• Saved entries:

==============================

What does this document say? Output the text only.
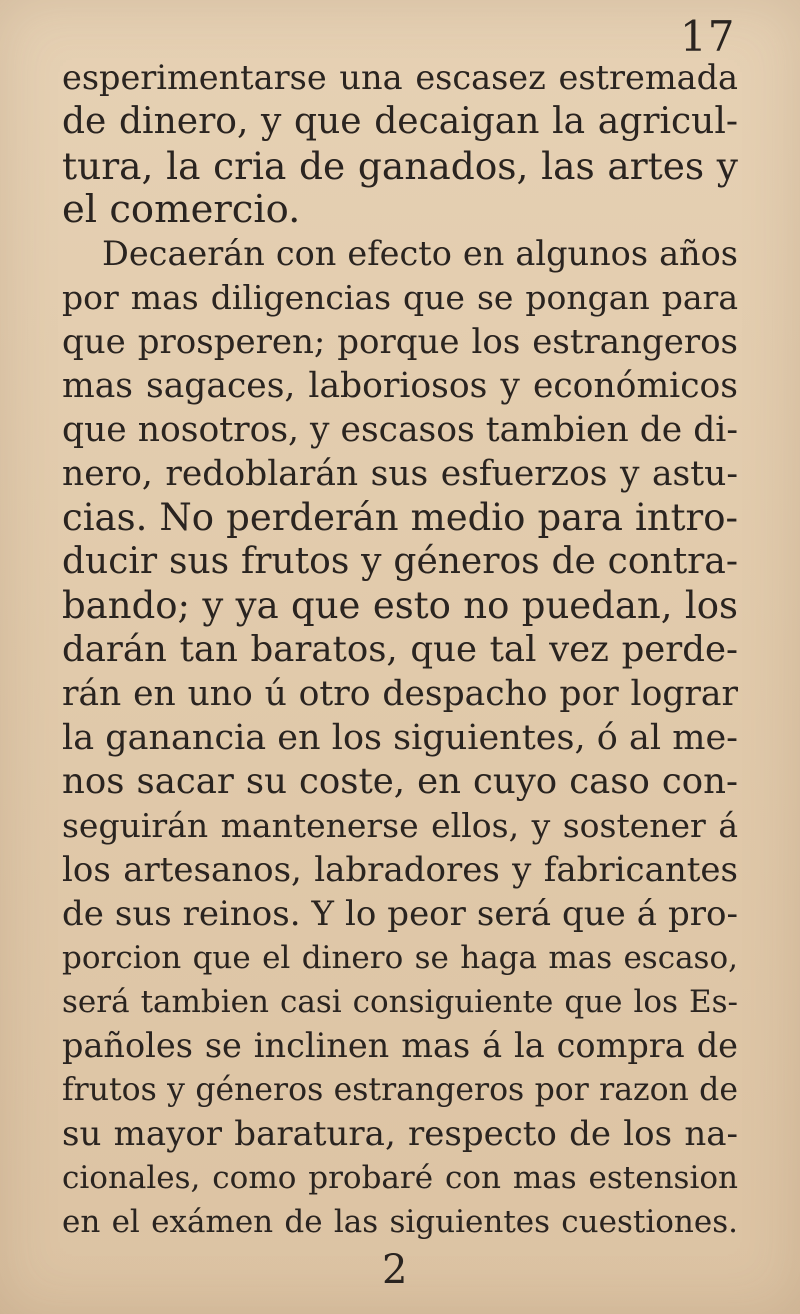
17
esperimentarse una escasez estremada
de dinero, y que decaigan la agricul-
tura, la cria de ganados, las artes y
el comercio.
Decaerán con efecto en algunos años
por mas diligencias que se pongan para
que prosperen; porque los estrangeros
mas sagaces, laboriosos y económicos
que nosotros, y escasos tambien de di-
nero, redoblarán sus esfuerzos y astu-
cias. No perderán medio para intro-
ducir sus frutos y géneros de contra-
bando; y ya que esto no puedan, los
darán tan baratos, que tal vez perde-
rán en uno ú otro despacho por lograr
la ganancia en los siguientes, ó al me-
nos sacar su coste, en cuyo caso con-
seguirán mantenerse ellos, y sostener á
los artesanos, labradores y fabricantes
de sus reinos. Y lo peor será que á pro-
porcion que el dinero se haga mas escaso,
será tambien casi consiguiente que los Es-
pañoles se inclinen mas á la compra de
frutos y géneros estrangeros por razon de
su mayor baratura, respecto de los na-
cionales, como probaré con mas estension
en el exámen de las siguientes cuestiones.
2
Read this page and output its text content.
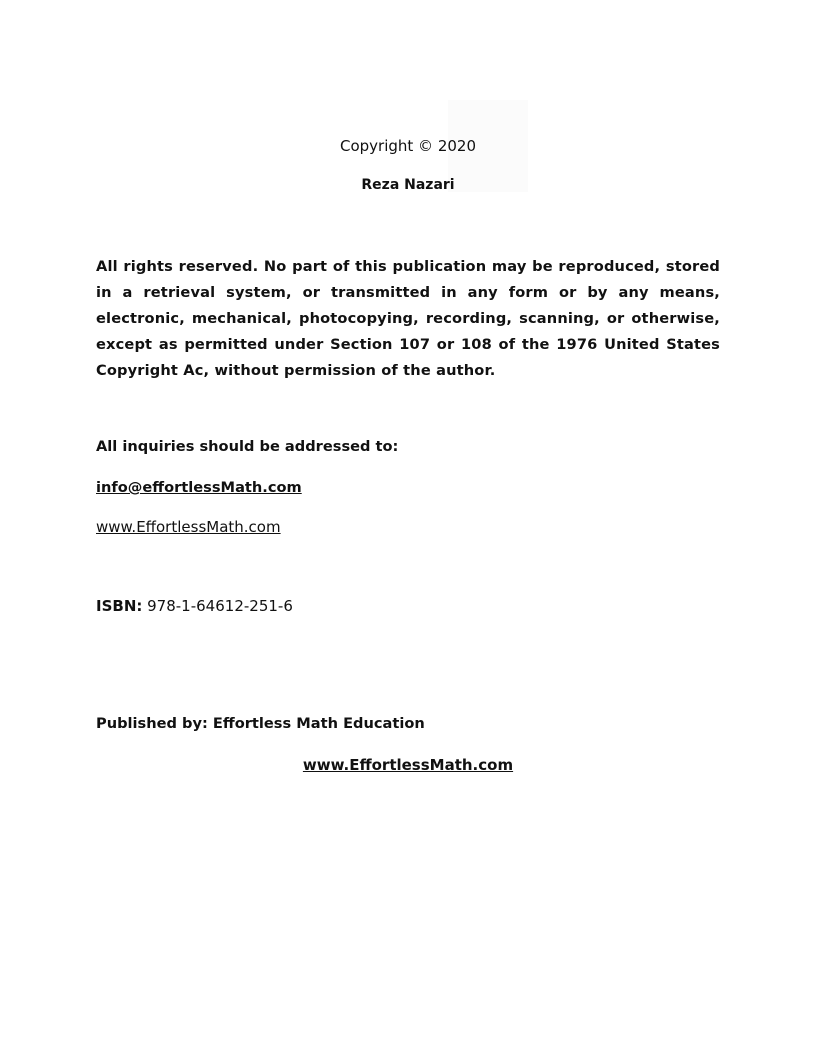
Copyright © 2020
Reza Nazari
All rights reserved. No part of this publication may be reproduced, stored in a retrieval system, or transmitted in any form or by any means, electronic, mechanical, photocopying, recording, scanning, or otherwise, except as permitted under Section 107 or 108 of the 1976 United States Copyright Ac, without permission of the author.
All inquiries should be addressed to:
info@effortlessMath.com
www.EffortlessMath.com
ISBN: 978-1-64612-251-6
Published by: Effortless Math Education
www.EffortlessMath.com
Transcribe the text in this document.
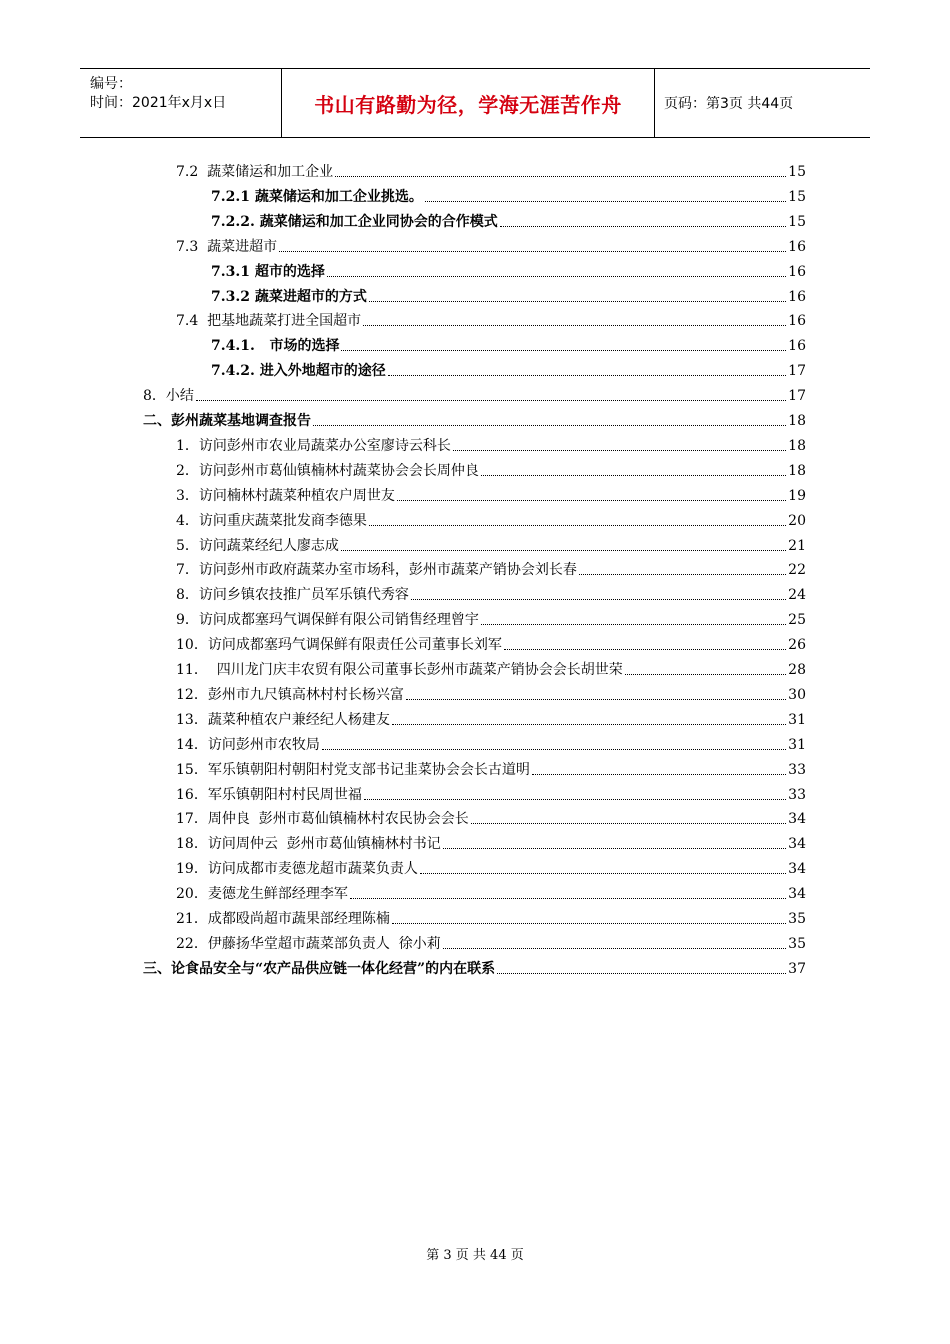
编号：
时间：2021年x月x日	书山有路勤为径，学海无涯苦作舟	页码：第3页 共44页
7.2  蔬菜储运和加工企业	15
7.2.1 蔬菜储运和加工企业挑选。	15
7.2.2. 蔬菜储运和加工企业同协会的合作模式	15
7.3  蔬菜进超市	16
7.3.1 超市的选择	16
7.3.2 蔬菜进超市的方式	16
7.4  把基地蔬菜打进全国超市	16
7.4.1.   市场的选择	16
7.4.2. 进入外地超市的途径	17
8．小结	17
二、彭州蔬菜基地调查报告	18
1．访问彭州市农业局蔬菜办公室廖诗云科长	18
2．访问彭州市葛仙镇楠林村蔬菜协会会长周仲良	18
3．访问楠林村蔬菜种植农户周世友	19
4．访问重庆蔬菜批发商李德果	20
5．访问蔬菜经纪人廖志成	21
7．访问彭州市政府蔬菜办室市场科，彭州市蔬菜产销协会刘长春	22
8．访问乡镇农技推广员军乐镇代秀容	24
9．访问成都塞玛气调保鲜有限公司销售经理曾宇	25
10．访问成都塞玛气调保鲜有限责任公司董事长刘军	26
11．  四川龙门庆丰农贸有限公司董事长彭州市蔬菜产销协会会长胡世荣	28
12．彭州市九尺镇高林村村长杨兴富	30
13．蔬菜种植农户兼经纪人杨建友	31
14．访问彭州市农牧局	31
15．军乐镇朝阳村朝阳村党支部书记韭菜协会会长古道明	33
16．军乐镇朝阳村村民周世福	33
17．周仲良  彭州市葛仙镇楠林村农民协会会长	34
18．访问周仲云  彭州市葛仙镇楠林村书记	34
19．访问成都市麦德龙超市蔬菜负责人	34
20．麦德龙生鲜部经理李军	34
21．成都殴尚超市蔬果部经理陈楠	35
22．伊藤扬华堂超市蔬菜部负责人  徐小莉	35
三、论食品安全与“农产品供应链一体化经营”的内在联系	37
第 3 页 共 44 页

==============================

Reproduce the lines from the line with "Transcribe the text in this document." through the last line of the entries exactly, including both ends and excluding pictures.

• Worked answer:
Transcribe the text in this document.
编号：
时间：2021年x月x日	书山有路勤为径，学海无涯苦作舟	页码：第3页 共44页
7.2  蔬菜储运和加工企业	15
7.2.1 蔬菜储运和加工企业挑选。	15
7.2.2. 蔬菜储运和加工企业同协会的合作模式	15
7.3  蔬菜进超市	16
7.3.1 超市的选择	16
7.3.2 蔬菜进超市的方式	16
7.4  把基地蔬菜打进全国超市	16
7.4.1.   市场的选择	16
7.4.2. 进入外地超市的途径	17
8．小结	17
二、彭州蔬菜基地调查报告	18
1．访问彭州市农业局蔬菜办公室廖诗云科长	18
2．访问彭州市葛仙镇楠林村蔬菜协会会长周仲良	18
3．访问楠林村蔬菜种植农户周世友	19
4．访问重庆蔬菜批发商李德果	20
5．访问蔬菜经纪人廖志成	21
7．访问彭州市政府蔬菜办室市场科，彭州市蔬菜产销协会刘长春	22
8．访问乡镇农技推广员军乐镇代秀容	24
9．访问成都塞玛气调保鲜有限公司销售经理曾宇	25
10．访问成都塞玛气调保鲜有限责任公司董事长刘军	26
11．  四川龙门庆丰农贸有限公司董事长彭州市蔬菜产销协会会长胡世荣	28
12．彭州市九尺镇高林村村长杨兴富	30
13．蔬菜种植农户兼经纪人杨建友	31
14．访问彭州市农牧局	31
15．军乐镇朝阳村朝阳村党支部书记韭菜协会会长古道明	33
16．军乐镇朝阳村村民周世福	33
17．周仲良  彭州市葛仙镇楠林村农民协会会长	34
18．访问周仲云  彭州市葛仙镇楠林村书记	34
19．访问成都市麦德龙超市蔬菜负责人	34
20．麦德龙生鲜部经理李军	34
21．成都殴尚超市蔬果部经理陈楠	35
22．伊藤扬华堂超市蔬菜部负责人  徐小莉	35
三、论食品安全与“农产品供应链一体化经营”的内在联系	37
第 3 页 共 44 页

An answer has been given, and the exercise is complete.